**Goal of the exercise**
Pull out from the material below all lines with "Power".

(Data entries for graphics)

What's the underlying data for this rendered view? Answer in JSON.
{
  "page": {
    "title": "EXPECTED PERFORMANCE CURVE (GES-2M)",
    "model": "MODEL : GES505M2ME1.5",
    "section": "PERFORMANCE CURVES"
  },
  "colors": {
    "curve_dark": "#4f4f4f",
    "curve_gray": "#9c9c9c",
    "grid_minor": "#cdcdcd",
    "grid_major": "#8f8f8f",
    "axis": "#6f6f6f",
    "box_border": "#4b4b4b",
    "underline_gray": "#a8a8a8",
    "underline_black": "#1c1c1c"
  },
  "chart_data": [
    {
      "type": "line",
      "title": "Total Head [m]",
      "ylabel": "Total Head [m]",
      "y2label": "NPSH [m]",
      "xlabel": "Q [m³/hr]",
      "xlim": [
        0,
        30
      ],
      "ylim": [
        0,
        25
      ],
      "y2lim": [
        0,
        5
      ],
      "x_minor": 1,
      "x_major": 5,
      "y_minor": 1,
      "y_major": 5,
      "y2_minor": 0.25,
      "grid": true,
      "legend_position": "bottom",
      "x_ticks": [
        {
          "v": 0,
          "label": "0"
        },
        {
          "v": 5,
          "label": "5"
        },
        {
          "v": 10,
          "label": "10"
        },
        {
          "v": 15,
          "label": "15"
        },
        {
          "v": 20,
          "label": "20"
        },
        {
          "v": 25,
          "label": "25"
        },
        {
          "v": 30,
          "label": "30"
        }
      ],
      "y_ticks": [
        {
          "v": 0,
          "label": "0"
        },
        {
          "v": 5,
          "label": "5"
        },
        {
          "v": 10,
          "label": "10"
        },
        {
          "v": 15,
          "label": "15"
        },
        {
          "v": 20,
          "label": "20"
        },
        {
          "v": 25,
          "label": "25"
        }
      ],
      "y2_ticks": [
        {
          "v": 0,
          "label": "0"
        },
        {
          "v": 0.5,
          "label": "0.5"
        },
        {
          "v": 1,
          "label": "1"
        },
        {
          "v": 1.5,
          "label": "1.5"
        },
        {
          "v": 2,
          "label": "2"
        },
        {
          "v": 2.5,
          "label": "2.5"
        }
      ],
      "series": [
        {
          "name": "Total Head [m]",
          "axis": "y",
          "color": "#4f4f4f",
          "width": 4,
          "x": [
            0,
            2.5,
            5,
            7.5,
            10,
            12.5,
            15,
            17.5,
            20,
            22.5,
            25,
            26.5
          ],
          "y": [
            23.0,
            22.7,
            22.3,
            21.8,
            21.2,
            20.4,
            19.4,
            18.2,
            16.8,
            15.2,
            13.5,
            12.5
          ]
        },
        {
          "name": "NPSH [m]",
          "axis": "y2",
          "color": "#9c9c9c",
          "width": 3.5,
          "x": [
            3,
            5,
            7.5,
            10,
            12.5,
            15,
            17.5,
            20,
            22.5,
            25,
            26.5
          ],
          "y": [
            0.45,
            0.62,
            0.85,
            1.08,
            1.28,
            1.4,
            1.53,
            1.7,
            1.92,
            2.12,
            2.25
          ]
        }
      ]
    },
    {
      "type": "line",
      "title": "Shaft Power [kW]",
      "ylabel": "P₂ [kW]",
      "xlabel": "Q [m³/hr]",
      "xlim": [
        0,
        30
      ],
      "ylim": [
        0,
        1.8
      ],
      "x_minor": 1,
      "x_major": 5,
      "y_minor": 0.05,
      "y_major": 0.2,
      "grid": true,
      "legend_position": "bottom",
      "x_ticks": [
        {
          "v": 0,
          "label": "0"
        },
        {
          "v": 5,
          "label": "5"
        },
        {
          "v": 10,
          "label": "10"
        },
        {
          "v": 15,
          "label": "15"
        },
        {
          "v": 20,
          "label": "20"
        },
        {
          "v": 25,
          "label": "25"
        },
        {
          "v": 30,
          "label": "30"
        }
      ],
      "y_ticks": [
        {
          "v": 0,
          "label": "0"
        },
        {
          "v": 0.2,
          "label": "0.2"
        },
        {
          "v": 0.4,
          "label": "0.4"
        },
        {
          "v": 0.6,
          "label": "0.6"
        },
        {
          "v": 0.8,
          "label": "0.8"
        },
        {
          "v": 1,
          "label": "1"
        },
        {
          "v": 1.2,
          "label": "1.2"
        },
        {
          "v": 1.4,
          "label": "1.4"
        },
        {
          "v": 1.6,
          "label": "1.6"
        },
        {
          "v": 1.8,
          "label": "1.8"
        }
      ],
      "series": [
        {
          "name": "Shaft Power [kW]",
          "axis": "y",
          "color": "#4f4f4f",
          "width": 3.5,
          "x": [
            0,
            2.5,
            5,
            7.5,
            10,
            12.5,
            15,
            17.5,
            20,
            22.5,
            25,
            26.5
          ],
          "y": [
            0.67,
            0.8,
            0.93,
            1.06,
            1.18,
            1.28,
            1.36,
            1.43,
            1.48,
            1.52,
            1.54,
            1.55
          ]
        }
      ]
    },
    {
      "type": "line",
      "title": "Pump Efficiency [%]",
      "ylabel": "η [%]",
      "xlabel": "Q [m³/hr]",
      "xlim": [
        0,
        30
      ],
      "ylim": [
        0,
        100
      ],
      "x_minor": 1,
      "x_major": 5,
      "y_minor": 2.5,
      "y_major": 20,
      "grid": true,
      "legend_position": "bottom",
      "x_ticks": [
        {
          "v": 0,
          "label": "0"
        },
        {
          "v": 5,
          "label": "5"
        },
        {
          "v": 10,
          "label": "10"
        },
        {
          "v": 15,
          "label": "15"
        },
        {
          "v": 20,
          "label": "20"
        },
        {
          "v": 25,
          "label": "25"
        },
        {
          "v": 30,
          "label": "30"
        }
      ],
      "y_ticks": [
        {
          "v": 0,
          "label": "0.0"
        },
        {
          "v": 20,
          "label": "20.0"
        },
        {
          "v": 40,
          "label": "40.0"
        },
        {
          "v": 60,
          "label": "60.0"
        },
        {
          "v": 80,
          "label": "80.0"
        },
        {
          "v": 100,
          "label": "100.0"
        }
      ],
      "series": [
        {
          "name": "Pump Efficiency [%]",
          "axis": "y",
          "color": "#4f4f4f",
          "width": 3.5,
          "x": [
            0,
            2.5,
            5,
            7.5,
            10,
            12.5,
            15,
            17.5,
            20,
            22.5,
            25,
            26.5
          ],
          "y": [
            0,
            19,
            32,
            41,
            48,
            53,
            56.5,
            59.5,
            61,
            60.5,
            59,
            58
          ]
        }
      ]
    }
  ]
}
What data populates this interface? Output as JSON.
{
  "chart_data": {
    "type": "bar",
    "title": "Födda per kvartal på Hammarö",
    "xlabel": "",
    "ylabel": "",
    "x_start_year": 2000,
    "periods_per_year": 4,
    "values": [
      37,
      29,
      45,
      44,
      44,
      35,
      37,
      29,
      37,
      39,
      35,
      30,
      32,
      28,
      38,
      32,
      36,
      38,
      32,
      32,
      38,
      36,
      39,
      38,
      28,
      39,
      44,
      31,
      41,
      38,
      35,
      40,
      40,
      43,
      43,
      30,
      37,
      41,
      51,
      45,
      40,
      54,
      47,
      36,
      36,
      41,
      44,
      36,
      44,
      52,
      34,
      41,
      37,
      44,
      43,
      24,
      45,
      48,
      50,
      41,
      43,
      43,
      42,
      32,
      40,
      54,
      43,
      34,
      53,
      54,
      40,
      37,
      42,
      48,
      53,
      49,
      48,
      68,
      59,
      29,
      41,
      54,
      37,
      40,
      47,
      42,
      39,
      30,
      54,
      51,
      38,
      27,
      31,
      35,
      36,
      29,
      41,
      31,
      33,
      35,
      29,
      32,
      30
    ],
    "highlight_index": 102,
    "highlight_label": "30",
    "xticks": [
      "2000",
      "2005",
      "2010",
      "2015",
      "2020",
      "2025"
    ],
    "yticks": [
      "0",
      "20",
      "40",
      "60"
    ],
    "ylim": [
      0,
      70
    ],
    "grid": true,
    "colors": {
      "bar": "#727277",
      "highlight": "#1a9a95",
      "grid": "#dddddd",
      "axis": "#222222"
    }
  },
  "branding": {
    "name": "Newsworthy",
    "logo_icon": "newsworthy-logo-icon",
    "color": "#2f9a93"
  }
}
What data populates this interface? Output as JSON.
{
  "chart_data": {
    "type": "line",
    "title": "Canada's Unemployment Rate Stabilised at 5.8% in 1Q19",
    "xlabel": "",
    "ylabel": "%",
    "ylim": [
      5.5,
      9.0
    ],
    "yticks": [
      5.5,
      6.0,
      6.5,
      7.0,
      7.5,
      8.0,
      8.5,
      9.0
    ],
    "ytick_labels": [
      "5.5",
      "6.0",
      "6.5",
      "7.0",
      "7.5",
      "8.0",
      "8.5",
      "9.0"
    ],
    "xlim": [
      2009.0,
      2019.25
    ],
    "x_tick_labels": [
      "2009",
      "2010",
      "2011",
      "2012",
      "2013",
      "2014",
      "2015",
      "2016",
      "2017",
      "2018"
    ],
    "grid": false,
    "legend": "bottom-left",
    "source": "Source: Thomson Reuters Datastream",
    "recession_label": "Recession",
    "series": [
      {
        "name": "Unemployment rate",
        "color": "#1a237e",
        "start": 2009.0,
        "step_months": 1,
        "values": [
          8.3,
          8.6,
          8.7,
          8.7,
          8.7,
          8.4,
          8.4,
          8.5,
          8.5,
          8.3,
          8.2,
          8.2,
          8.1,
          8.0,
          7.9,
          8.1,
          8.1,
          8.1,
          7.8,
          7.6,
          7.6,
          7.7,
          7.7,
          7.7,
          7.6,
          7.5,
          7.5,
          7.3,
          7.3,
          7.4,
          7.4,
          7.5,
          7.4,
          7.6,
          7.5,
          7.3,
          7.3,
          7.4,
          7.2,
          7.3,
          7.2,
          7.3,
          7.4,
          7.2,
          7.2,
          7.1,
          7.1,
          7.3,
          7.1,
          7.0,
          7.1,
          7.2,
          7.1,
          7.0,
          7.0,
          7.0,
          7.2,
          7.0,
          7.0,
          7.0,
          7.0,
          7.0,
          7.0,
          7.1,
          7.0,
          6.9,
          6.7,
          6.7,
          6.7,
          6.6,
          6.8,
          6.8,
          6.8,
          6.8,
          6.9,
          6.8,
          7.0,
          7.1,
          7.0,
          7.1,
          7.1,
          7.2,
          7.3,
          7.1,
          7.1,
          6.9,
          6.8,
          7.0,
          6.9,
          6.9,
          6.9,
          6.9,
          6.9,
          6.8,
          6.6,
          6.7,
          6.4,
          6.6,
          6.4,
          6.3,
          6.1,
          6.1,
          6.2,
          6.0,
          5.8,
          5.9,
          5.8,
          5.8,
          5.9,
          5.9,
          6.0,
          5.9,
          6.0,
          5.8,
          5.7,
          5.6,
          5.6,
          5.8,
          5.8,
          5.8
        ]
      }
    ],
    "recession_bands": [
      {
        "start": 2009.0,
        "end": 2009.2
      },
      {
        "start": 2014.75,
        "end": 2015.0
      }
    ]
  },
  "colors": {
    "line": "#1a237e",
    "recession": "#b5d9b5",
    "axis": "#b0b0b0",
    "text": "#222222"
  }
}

**Response below**
      "title": "Shaft Power [kW]",
          "name": "Shaft Power [kW]",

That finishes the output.